**What you should do**
Tally up the lines carrying the string "text" and respond with only the resulting number.

━━ The records ━━

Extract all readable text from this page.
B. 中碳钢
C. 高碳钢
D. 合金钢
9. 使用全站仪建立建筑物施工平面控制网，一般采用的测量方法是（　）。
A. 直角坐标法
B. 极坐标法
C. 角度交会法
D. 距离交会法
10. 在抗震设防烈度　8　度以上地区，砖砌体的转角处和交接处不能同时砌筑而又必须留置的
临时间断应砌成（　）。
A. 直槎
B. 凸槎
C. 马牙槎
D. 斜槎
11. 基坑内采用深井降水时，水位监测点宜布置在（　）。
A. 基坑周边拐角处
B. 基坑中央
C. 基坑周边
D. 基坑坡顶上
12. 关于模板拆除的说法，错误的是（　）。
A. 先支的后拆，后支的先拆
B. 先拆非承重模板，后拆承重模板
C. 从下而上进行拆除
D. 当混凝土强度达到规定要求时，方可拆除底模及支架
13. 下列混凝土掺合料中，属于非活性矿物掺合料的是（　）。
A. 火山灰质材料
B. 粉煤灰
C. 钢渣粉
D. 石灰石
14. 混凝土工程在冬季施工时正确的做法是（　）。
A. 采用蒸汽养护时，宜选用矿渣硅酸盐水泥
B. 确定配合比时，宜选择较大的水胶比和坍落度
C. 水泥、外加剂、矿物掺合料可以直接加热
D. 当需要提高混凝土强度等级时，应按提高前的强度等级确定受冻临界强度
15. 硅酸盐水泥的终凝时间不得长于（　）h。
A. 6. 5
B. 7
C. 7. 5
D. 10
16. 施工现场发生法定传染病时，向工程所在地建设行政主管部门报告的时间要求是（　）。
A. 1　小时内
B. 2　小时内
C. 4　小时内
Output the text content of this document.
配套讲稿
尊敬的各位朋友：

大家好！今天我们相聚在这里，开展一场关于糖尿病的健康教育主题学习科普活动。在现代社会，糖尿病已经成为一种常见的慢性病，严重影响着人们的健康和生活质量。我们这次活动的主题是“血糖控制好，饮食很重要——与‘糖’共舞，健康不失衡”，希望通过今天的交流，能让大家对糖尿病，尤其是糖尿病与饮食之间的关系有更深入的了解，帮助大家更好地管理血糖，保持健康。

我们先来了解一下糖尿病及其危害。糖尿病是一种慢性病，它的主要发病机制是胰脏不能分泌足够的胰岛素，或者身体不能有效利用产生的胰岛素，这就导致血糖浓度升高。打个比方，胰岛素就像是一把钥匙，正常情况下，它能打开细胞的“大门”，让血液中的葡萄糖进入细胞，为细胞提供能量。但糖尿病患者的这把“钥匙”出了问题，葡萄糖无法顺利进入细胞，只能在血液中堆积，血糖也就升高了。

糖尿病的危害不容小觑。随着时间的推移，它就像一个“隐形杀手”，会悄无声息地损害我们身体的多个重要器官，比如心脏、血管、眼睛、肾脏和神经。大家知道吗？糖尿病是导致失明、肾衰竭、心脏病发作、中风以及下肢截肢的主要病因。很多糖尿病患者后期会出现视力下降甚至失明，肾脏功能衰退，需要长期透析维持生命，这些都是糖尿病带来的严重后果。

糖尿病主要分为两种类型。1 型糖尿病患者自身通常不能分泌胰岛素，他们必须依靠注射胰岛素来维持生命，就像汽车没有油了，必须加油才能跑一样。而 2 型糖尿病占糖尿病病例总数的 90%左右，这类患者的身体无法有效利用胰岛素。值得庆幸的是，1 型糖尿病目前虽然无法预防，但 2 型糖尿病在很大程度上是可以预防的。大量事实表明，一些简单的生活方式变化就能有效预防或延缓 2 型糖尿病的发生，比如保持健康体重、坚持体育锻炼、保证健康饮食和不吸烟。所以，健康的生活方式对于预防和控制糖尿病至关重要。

━━━

**Reply to the task**
2